● Lines of data:
******
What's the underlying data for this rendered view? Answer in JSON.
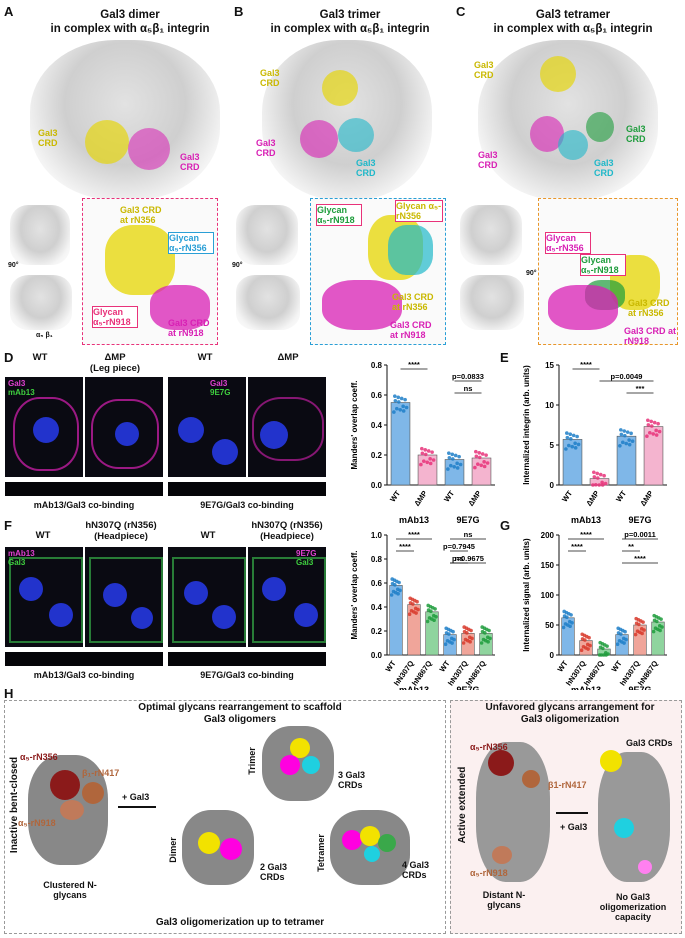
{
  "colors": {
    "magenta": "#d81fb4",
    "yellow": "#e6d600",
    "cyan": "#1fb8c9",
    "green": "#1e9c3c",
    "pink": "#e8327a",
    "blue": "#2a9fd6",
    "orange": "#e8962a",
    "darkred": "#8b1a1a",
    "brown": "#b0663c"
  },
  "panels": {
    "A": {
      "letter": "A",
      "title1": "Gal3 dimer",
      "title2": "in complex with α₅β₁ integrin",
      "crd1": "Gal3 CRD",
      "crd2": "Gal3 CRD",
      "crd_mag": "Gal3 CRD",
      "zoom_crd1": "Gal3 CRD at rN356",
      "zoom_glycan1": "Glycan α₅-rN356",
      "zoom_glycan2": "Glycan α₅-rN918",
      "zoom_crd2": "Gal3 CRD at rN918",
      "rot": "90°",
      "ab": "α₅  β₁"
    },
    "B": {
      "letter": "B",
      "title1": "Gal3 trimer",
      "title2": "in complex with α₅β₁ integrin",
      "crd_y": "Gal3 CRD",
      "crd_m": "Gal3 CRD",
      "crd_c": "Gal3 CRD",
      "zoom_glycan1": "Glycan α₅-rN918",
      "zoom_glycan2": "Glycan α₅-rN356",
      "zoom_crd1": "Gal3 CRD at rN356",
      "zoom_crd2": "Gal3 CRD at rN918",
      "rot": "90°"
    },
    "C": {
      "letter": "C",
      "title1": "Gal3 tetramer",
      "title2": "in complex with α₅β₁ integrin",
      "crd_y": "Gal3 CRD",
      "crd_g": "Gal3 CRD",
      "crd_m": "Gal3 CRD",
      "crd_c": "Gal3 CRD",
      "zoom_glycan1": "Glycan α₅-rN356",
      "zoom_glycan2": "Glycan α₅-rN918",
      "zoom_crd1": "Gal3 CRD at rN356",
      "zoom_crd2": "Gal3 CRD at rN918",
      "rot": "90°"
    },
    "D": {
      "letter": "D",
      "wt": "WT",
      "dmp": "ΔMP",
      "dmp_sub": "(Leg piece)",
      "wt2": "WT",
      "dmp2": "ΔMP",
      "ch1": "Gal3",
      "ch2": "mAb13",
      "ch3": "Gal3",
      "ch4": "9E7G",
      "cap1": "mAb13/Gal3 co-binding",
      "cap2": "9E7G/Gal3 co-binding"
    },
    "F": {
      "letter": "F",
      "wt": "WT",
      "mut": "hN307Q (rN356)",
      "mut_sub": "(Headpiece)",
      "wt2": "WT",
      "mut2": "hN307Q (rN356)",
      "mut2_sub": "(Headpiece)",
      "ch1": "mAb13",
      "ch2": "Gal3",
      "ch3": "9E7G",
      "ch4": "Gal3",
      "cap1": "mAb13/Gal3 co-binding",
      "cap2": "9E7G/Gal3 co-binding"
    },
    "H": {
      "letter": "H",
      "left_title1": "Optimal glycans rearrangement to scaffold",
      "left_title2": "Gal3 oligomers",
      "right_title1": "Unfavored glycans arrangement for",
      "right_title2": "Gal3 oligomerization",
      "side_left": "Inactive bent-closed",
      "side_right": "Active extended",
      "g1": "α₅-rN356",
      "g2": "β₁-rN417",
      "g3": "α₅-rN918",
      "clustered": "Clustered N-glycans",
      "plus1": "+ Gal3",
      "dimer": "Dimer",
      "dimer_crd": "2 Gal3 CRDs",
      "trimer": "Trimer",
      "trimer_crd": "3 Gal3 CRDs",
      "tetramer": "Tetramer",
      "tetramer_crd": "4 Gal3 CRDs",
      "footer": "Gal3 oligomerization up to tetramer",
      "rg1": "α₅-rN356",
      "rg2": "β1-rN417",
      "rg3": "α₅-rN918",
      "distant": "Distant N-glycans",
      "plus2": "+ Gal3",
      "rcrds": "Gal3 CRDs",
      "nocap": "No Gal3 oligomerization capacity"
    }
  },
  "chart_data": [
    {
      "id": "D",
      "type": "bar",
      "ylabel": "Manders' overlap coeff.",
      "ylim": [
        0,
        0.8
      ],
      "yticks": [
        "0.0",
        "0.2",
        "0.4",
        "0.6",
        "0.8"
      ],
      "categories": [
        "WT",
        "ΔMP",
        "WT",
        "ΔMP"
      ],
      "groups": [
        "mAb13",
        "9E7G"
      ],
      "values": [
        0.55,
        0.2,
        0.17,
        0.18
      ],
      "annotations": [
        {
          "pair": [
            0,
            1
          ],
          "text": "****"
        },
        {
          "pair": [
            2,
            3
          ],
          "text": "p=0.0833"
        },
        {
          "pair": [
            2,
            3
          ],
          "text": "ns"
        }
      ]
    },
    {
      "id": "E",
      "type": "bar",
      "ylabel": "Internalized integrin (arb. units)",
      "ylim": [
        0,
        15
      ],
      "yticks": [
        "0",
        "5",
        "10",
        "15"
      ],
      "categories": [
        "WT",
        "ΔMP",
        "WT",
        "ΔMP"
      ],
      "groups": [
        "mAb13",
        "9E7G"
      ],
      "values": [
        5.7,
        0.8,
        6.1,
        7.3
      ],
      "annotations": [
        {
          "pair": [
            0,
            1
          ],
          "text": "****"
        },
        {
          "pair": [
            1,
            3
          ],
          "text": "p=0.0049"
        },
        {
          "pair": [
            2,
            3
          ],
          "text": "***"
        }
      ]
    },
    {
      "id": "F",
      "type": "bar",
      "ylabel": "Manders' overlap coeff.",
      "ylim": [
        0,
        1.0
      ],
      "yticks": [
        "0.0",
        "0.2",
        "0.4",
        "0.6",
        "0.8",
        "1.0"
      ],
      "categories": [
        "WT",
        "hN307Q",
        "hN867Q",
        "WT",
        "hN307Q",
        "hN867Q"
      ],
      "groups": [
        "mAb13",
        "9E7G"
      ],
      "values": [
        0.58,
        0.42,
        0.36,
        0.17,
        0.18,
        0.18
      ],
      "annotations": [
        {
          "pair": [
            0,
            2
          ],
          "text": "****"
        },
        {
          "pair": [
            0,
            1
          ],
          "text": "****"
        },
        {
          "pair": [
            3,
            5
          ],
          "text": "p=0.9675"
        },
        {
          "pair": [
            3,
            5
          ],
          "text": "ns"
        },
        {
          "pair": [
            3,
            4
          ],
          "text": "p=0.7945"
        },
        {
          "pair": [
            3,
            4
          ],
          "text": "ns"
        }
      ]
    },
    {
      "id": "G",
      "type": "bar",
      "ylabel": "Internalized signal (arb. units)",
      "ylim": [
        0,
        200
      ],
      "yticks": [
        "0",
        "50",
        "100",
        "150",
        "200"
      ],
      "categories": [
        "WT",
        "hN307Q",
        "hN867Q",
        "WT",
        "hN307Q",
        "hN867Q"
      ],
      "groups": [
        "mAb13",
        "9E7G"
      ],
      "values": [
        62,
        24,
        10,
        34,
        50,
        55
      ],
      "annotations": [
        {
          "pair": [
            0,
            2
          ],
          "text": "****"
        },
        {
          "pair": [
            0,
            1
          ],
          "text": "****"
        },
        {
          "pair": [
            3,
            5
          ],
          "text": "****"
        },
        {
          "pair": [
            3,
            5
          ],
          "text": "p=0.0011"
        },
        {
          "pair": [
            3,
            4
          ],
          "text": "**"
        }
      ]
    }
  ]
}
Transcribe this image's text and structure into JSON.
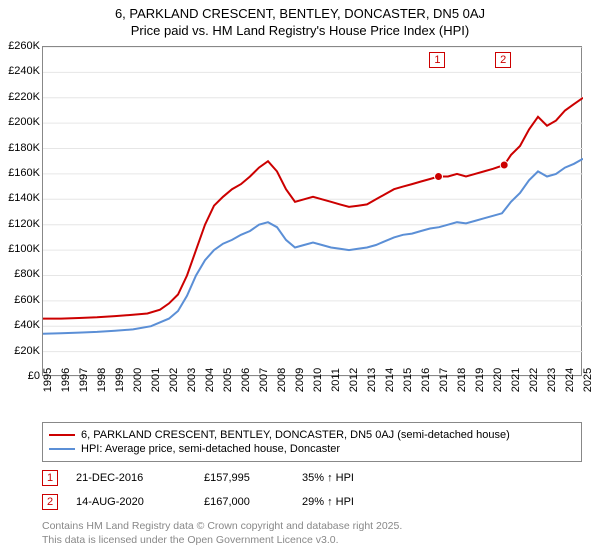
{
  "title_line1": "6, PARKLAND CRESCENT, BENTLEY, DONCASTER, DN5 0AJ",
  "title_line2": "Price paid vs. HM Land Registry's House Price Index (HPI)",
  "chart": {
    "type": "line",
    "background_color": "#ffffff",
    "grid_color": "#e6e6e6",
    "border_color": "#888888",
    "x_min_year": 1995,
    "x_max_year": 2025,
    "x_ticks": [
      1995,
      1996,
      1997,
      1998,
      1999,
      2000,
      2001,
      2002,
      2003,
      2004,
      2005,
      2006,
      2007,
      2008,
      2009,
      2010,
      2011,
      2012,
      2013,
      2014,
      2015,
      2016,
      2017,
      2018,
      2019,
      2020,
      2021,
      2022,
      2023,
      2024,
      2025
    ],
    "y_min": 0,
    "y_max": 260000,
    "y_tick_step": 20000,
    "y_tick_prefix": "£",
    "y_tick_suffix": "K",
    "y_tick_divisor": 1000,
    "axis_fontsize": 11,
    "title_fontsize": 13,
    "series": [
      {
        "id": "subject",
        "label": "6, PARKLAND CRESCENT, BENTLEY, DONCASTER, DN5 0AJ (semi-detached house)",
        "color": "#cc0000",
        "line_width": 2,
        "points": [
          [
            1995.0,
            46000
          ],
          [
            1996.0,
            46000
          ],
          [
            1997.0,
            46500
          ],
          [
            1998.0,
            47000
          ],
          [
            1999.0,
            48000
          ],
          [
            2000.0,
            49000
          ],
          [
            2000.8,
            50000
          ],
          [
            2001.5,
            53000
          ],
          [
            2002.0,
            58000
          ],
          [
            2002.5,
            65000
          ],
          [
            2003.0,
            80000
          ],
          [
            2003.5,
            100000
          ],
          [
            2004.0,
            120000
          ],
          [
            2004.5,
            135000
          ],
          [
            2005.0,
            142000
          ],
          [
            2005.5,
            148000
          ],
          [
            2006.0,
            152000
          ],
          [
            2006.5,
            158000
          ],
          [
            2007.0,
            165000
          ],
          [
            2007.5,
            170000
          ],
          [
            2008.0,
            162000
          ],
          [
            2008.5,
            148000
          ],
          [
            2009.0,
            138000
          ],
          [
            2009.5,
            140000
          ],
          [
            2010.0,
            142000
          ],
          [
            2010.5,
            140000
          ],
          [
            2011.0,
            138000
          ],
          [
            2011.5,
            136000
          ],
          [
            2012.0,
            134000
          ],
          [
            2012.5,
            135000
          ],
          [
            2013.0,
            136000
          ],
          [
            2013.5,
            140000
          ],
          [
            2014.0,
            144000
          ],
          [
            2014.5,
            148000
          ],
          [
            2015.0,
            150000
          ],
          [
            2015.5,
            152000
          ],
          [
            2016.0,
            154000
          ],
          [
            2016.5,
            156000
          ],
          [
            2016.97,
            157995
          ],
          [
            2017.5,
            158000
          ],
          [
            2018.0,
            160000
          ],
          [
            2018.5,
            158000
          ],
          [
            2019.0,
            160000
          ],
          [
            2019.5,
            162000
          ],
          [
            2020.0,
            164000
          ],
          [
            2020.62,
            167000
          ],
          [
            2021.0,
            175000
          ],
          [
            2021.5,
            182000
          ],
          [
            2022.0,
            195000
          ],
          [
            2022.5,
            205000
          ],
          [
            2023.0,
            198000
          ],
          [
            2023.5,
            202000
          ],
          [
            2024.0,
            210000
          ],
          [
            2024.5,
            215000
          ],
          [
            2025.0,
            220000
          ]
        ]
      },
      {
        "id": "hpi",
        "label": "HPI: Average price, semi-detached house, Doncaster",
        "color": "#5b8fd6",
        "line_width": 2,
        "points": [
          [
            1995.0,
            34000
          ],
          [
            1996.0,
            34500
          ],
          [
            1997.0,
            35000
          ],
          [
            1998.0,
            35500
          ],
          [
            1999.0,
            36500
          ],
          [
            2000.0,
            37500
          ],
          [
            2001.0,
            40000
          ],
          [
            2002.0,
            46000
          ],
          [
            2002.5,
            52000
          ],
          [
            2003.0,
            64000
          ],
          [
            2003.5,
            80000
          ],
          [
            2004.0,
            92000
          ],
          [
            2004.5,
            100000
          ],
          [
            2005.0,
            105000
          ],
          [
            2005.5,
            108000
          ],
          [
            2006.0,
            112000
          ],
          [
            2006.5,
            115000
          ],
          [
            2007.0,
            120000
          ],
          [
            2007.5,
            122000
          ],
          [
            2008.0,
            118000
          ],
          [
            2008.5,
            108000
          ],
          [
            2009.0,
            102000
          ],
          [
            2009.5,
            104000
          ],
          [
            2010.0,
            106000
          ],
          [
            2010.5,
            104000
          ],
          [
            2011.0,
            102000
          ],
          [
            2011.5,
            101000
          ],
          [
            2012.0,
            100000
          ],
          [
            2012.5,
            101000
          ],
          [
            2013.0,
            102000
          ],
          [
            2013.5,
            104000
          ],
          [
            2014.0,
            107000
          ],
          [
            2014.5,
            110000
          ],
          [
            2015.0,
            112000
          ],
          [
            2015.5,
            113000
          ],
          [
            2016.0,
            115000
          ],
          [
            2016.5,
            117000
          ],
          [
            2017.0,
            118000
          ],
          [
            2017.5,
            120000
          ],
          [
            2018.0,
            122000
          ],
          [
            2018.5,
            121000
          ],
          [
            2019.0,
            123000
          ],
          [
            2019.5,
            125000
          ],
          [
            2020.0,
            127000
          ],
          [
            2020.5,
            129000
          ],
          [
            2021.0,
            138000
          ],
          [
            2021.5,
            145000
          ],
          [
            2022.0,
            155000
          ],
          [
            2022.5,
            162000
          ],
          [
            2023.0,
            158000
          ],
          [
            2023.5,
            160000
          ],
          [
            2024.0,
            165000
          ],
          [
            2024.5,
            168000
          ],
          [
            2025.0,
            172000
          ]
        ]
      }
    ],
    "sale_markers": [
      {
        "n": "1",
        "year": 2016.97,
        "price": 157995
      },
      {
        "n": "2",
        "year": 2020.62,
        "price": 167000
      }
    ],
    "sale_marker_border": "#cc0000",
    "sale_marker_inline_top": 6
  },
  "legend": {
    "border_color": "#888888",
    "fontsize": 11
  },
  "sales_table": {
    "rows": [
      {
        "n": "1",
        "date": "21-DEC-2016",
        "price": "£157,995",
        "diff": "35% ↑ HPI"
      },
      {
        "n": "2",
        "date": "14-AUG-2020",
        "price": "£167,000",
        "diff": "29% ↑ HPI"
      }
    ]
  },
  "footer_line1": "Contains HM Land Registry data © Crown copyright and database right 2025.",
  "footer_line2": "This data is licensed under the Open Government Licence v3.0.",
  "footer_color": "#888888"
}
******
● WHAT YOU NEED TO DO: List each line of the records that holds the string "Headpiece".

● COMPLETED TASK:
      "mut_sub": "(Headpiece)",
      "mut2_sub": "(Headpiece)",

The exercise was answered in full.